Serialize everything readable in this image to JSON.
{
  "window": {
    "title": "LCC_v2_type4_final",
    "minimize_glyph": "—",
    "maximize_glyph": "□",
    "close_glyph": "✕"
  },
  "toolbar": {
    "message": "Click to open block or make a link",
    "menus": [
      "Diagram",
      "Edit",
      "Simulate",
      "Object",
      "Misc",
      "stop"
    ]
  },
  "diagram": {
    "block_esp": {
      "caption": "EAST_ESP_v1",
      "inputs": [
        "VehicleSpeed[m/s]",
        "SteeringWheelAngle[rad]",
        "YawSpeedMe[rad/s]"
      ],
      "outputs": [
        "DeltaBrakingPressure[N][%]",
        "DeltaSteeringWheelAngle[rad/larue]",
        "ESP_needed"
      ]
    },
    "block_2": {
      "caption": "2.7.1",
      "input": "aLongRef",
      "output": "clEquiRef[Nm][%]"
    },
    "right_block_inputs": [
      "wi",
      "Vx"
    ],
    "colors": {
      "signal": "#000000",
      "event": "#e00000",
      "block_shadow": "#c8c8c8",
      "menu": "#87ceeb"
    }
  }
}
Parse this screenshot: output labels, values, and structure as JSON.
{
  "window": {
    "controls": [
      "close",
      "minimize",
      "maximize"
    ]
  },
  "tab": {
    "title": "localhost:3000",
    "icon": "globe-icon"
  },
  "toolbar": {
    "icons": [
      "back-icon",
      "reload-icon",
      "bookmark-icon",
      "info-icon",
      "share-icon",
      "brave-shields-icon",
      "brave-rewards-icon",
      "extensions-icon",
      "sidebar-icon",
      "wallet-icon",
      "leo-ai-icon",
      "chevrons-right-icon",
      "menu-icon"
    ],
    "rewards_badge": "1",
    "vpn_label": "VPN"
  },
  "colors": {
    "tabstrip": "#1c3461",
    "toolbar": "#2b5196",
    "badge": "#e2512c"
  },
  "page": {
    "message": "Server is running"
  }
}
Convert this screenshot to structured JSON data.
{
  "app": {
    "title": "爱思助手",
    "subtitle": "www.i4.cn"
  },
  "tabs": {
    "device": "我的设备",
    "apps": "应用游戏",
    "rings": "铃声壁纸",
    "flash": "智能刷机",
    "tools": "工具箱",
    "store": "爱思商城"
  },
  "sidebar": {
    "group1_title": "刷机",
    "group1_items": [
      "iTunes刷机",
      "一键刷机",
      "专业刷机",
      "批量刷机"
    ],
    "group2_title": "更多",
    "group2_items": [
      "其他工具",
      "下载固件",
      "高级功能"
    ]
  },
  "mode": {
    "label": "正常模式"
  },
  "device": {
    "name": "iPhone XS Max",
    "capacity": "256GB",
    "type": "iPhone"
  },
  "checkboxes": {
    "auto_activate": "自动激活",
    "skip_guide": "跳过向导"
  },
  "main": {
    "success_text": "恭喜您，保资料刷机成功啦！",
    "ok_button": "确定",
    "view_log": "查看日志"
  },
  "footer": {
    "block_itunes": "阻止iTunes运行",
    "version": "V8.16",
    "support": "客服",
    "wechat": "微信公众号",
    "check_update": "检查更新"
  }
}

· · · · ·

◆ Instructions to follow: Your task is to repeat every line exactly.

◆ Solution below:
Serialize everything readable in this image to JSON.
{
  "window": {
    "title": "LCC_v2_type4_final",
    "minimize_glyph": "—",
    "maximize_glyph": "□",
    "close_glyph": "✕"
  },
  "toolbar": {
    "message": "Click to open block or make a link",
    "menus": [
      "Diagram",
      "Edit",
      "Simulate",
      "Object",
      "Misc",
      "stop"
    ]
  },
  "diagram": {
    "block_esp": {
      "caption": "EAST_ESP_v1",
      "inputs": [
        "VehicleSpeed[m/s]",
        "SteeringWheelAngle[rad]",
        "YawSpeedMe[rad/s]"
      ],
      "outputs": [
        "DeltaBrakingPressure[N][%]",
        "DeltaSteeringWheelAngle[rad/larue]",
        "ESP_needed"
      ]
    },
    "block_2": {
      "caption": "2.7.1",
      "input": "aLongRef",
      "output": "clEquiRef[Nm][%]"
    },
    "right_block_inputs": [
      "wi",
      "Vx"
    ],
    "colors": {
      "signal": "#000000",
      "event": "#e00000",
      "block_shadow": "#c8c8c8",
      "menu": "#87ceeb"
    }
  }
}
Parse this screenshot: output labels, values, and structure as JSON.
{
  "window": {
    "controls": [
      "close",
      "minimize",
      "maximize"
    ]
  },
  "tab": {
    "title": "localhost:3000",
    "icon": "globe-icon"
  },
  "toolbar": {
    "icons": [
      "back-icon",
      "reload-icon",
      "bookmark-icon",
      "info-icon",
      "share-icon",
      "brave-shields-icon",
      "brave-rewards-icon",
      "extensions-icon",
      "sidebar-icon",
      "wallet-icon",
      "leo-ai-icon",
      "chevrons-right-icon",
      "menu-icon"
    ],
    "rewards_badge": "1",
    "vpn_label": "VPN"
  },
  "colors": {
    "tabstrip": "#1c3461",
    "toolbar": "#2b5196",
    "badge": "#e2512c"
  },
  "page": {
    "message": "Server is running"
  }
}
Convert this screenshot to structured JSON data.
{
  "app": {
    "title": "爱思助手",
    "subtitle": "www.i4.cn"
  },
  "tabs": {
    "device": "我的设备",
    "apps": "应用游戏",
    "rings": "铃声壁纸",
    "flash": "智能刷机",
    "tools": "工具箱",
    "store": "爱思商城"
  },
  "sidebar": {
    "group1_title": "刷机",
    "group1_items": [
      "iTunes刷机",
      "一键刷机",
      "专业刷机",
      "批量刷机"
    ],
    "group2_title": "更多",
    "group2_items": [
      "其他工具",
      "下载固件",
      "高级功能"
    ]
  },
  "mode": {
    "label": "正常模式"
  },
  "device": {
    "name": "iPhone XS Max",
    "capacity": "256GB",
    "type": "iPhone"
  },
  "checkboxes": {
    "auto_activate": "自动激活",
    "skip_guide": "跳过向导"
  },
  "main": {
    "success_text": "恭喜您，保资料刷机成功啦！",
    "ok_button": "确定",
    "view_log": "查看日志"
  },
  "footer": {
    "block_itunes": "阻止iTunes运行",
    "version": "V8.16",
    "support": "客服",
    "wechat": "微信公众号",
    "check_update": "检查更新"
  }
}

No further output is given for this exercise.